→ Written exercise
Exclude the pictures, then copy all remaining records exactly.

→ Provided data
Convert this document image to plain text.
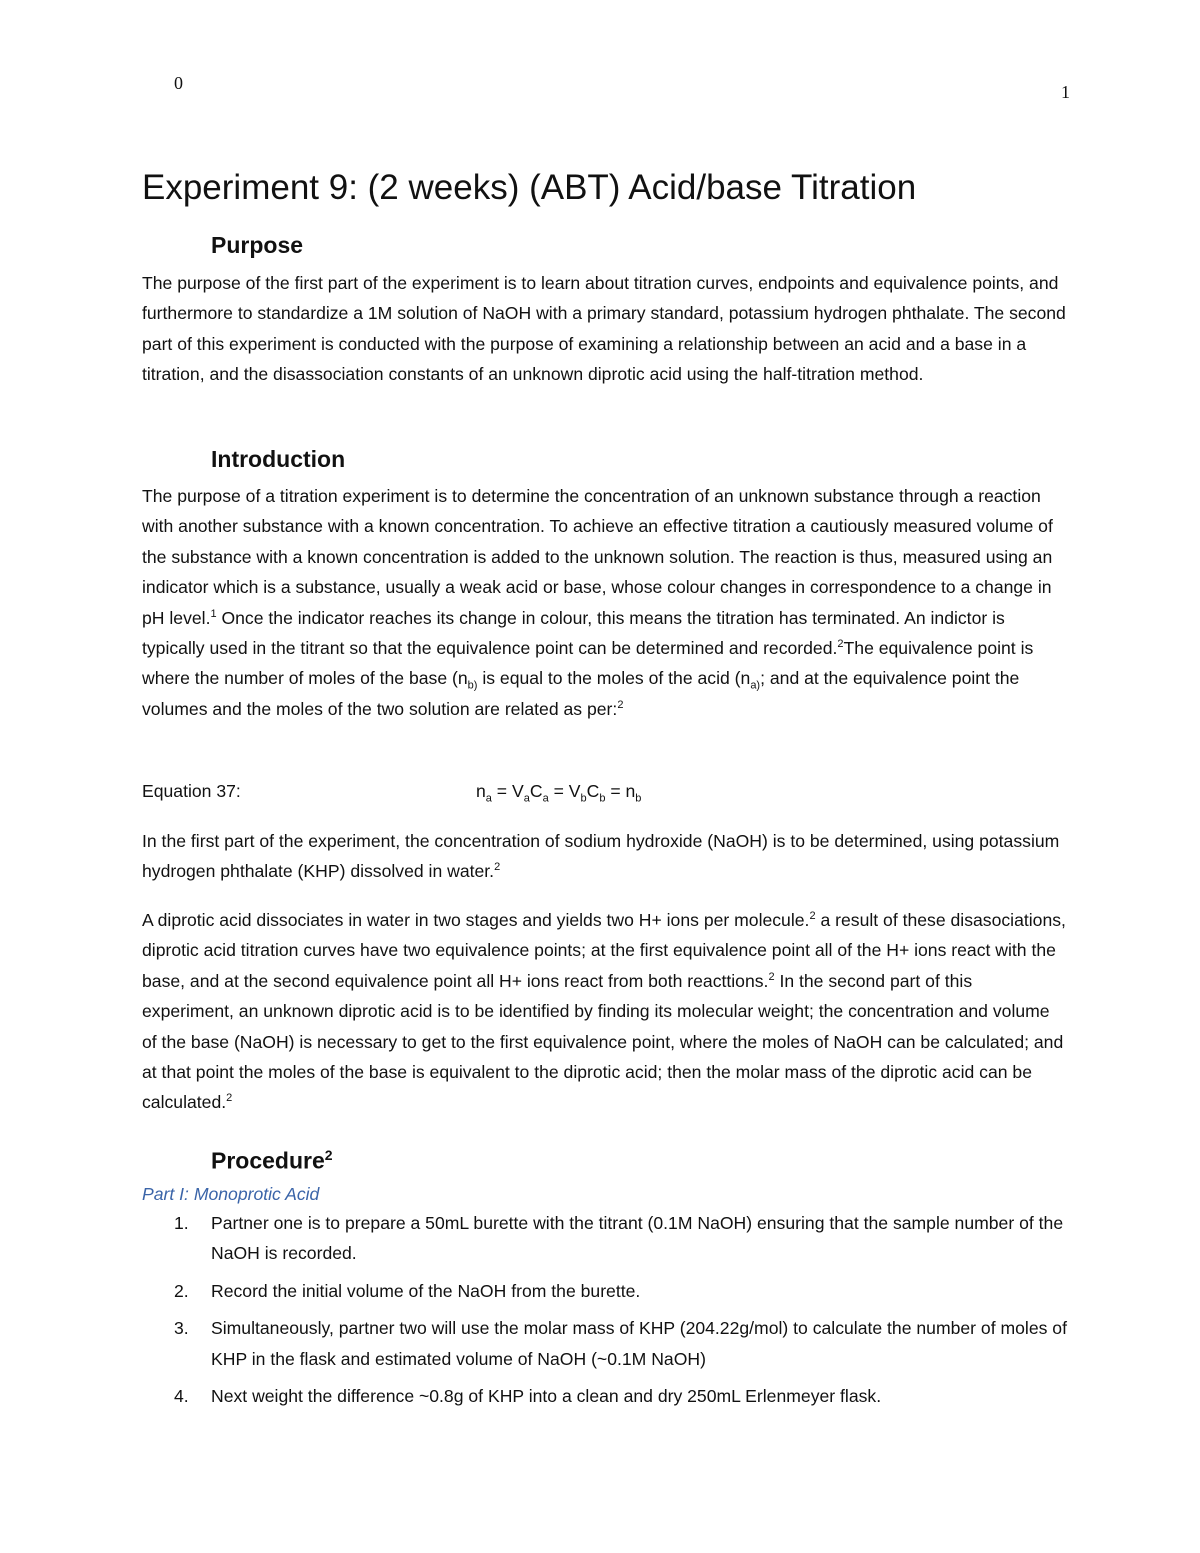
0	1
Experiment 9: (2 weeks) (ABT) Acid/base Titration
Purpose

The purpose of the first part of the experiment is to learn about titration curves, endpoints and equivalence points, and furthermore to standardize a 1M solution of NaOH with a primary standard, potassium hydrogen phthalate. The second part of this experiment is conducted with the purpose of examining a relationship between an acid and a base in a titration, and the disassociation constants of an unknown diprotic acid using the half-titration method.

Introduction

The purpose of a titration experiment is to determine the concentration of an unknown substance through a reaction with another substance with a known concentration. To achieve an effective titration a cautiously measured volume of the substance with a known concentration is added to the unknown solution. The reaction is thus, measured using an indicator which is a substance, usually a weak acid or base, whose colour changes in correspondence to a change in pH level.$^1$ Once the indicator reaches its change in colour, this means the titration has terminated. An indictor is typically used in the titrant so that the equivalence point can be determined and recorded.$^2$The equivalence point is where the number of moles of the base ($n_{b)}$ is equal to the moles of the acid ($n_{a)}$; and at the equivalence point the volumes and the moles of the two solution are related as per:$^2$

Equation 37:	$n_a = V_aC_a = V_bC_b = n_b$

In the first part of the experiment, the concentration of sodium hydroxide (NaOH) is to be determined, using potassium hydrogen phthalate (KHP) dissolved in water.$^2$

A diprotic acid dissociates in water in two stages and yields two H+ ions per molecule.$^2$ a result of these disasociations, diprotic acid titration curves have two equivalence points; at the first equivalence point all of the H+ ions react with the base, and at the second equivalence point all H+ ions react from both reacttions.$^2$ In the second part of this experiment, an unknown diprotic acid is to be identified by finding its molecular weight; the concentration and volume of the base (NaOH) is necessary to get to the first equivalence point, where the moles of NaOH can be calculated; and at that point the moles of the base is equivalent to the diprotic acid; then the molar mass of the diprotic acid can be calculated.$^2$

Procedure$^2$
Part I: Monoprotic Acid
1. Partner one is to prepare a 50mL burette with the titrant (0.1M NaOH) ensuring that the sample number of the NaOH is recorded.
2. Record the initial volume of the NaOH from the burette.
3. Simultaneously, partner two will use the molar mass of KHP (204.22g/mol) to calculate the number of moles of KHP in the flask and estimated volume of NaOH (~0.1M NaOH)
4. Next weight the difference ~0.8g of KHP into a clean and dry 250mL Erlenmeyer flask.
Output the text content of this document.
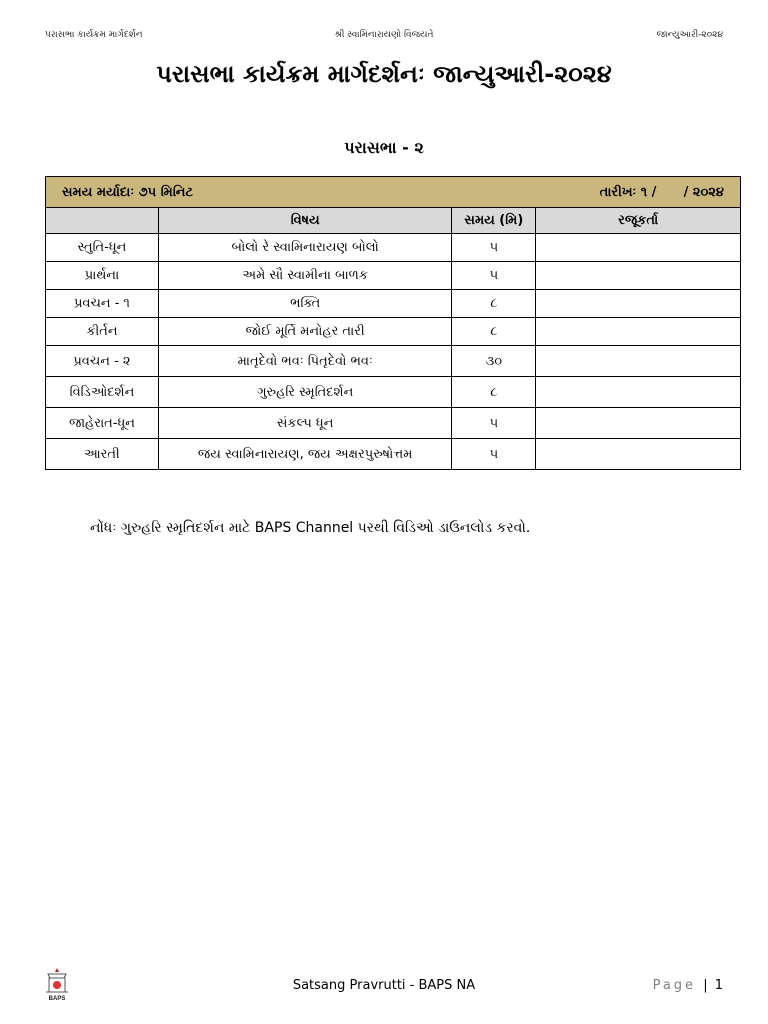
પરાસભા કાર્યક્રમ માર્ગદર્શન	શ્રી સ્વામિનારાયણો વિજયતે	જાન્યુઆરી-૨૦૨૪
પરાસભા કાર્યક્રમ માર્ગદર્શનઃ જાન્યુઆરી-૨૦૨૪
પરાસભા - ૨
સમય મર્યાદાઃ ૭૫ મિનિટ તારીખઃ ૧ /      / ૨૦૨૪			

	વિષય	સમય (મિ)	રજૂકર્તા
સ્તુતિ-ધૂન	બોલો રે સ્વામિનારાયણ બોલો	૫	
પ્રાર્થના	અમે સૌ સ્વામીના બાળક	૫	
પ્રવચન - ૧	ભક્તિ	૮	
કીર્તન	જોઈ મૂર્તિ મનોહર તારી	૮	
પ્રવચન - ૨	માતૃદેવો ભવઃ પિતૃદેવો ભવઃ	૩૦	
વિડિઓદર્શન	ગુરુહરિ સ્મૃતિદર્શન	૮	
જાહેરાત-ધૂન	સંકલ્પ ધૂન	૫	
આરતી	જય સ્વામિનારાયણ, જય અક્ષરપુરુષોત્તમ	૫	
નોંધઃ ગુરુહરિ સ્મૃતિદર્શન માટે BAPS Channel પરથી વિડિઓ ડાઉનલોડ કરવો.
BAPS
Satsang Pravrutti - BAPS NA	Page | 1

→ Exercise answer
Convert this document image to plain text.
0	1
Experiment 9: (2 weeks) (ABT) Acid/base Titration
Purpose

The purpose of the first part of the experiment is to learn about titration curves, endpoints and equivalence points, and furthermore to standardize a 1M solution of NaOH with a primary standard, potassium hydrogen phthalate. The second part of this experiment is conducted with the purpose of examining a relationship between an acid and a base in a titration, and the disassociation constants of an unknown diprotic acid using the half-titration method.

Introduction

The purpose of a titration experiment is to determine the concentration of an unknown substance through a reaction with another substance with a known concentration. To achieve an effective titration a cautiously measured volume of the substance with a known concentration is added to the unknown solution. The reaction is thus, measured using an indicator which is a substance, usually a weak acid or base, whose colour changes in correspondence to a change in pH level.$^1$ Once the indicator reaches its change in colour, this means the titration has terminated. An indictor is typically used in the titrant so that the equivalence point can be determined and recorded.$^2$The equivalence point is where the number of moles of the base ($n_{b)}$ is equal to the moles of the acid ($n_{a)}$; and at the equivalence point the volumes and the moles of the two solution are related as per:$^2$

Equation 37:	$n_a = V_aC_a = V_bC_b = n_b$

In the first part of the experiment, the concentration of sodium hydroxide (NaOH) is to be determined, using potassium hydrogen phthalate (KHP) dissolved in water.$^2$

A diprotic acid dissociates in water in two stages and yields two H+ ions per molecule.$^2$ a result of these disasociations, diprotic acid titration curves have two equivalence points; at the first equivalence point all of the H+ ions react with the base, and at the second equivalence point all H+ ions react from both reacttions.$^2$ In the second part of this experiment, an unknown diprotic acid is to be identified by finding its molecular weight; the concentration and volume of the base (NaOH) is necessary to get to the first equivalence point, where the moles of NaOH can be calculated; and at that point the moles of the base is equivalent to the diprotic acid; then the molar mass of the diprotic acid can be calculated.$^2$

Procedure$^2$
Part I: Monoprotic Acid
1. Partner one is to prepare a 50mL burette with the titrant (0.1M NaOH) ensuring that the sample number of the NaOH is recorded.
2. Record the initial volume of the NaOH from the burette.
3. Simultaneously, partner two will use the molar mass of KHP (204.22g/mol) to calculate the number of moles of KHP in the flask and estimated volume of NaOH (~0.1M NaOH)
4. Next weight the difference ~0.8g of KHP into a clean and dry 250mL Erlenmeyer flask.
Output the text content of this document.
પરાસભા કાર્યક્રમ માર્ગદર્શન	શ્રી સ્વામિનારાયણો વિજયતે	જાન્યુઆરી-૨૦૨૪
પરાસભા કાર્યક્રમ માર્ગદર્શનઃ જાન્યુઆરી-૨૦૨૪
પરાસભા - ૨
સમય મર્યાદાઃ ૭૫ મિનિટ તારીખઃ ૧ /      / ૨૦૨૪			

	વિષય	સમય (મિ)	રજૂકર્તા
સ્તુતિ-ધૂન	બોલો રે સ્વામિનારાયણ બોલો	૫	
પ્રાર્થના	અમે સૌ સ્વામીના બાળક	૫	
પ્રવચન - ૧	ભક્તિ	૮	
કીર્તન	જોઈ મૂર્તિ મનોહર તારી	૮	
પ્રવચન - ૨	માતૃદેવો ભવઃ પિતૃદેવો ભવઃ	૩૦	
વિડિઓદર્શન	ગુરુહરિ સ્મૃતિદર્શન	૮	
જાહેરાત-ધૂન	સંકલ્પ ધૂન	૫	
આરતી	જય સ્વામિનારાયણ, જય અક્ષરપુરુષોત્તમ	૫	
નોંધઃ ગુરુહરિ સ્મૃતિદર્શન માટે BAPS Channel પરથી વિડિઓ ડાઉનલોડ કરવો.
BAPS
Satsang Pravrutti - BAPS NA	Page | 1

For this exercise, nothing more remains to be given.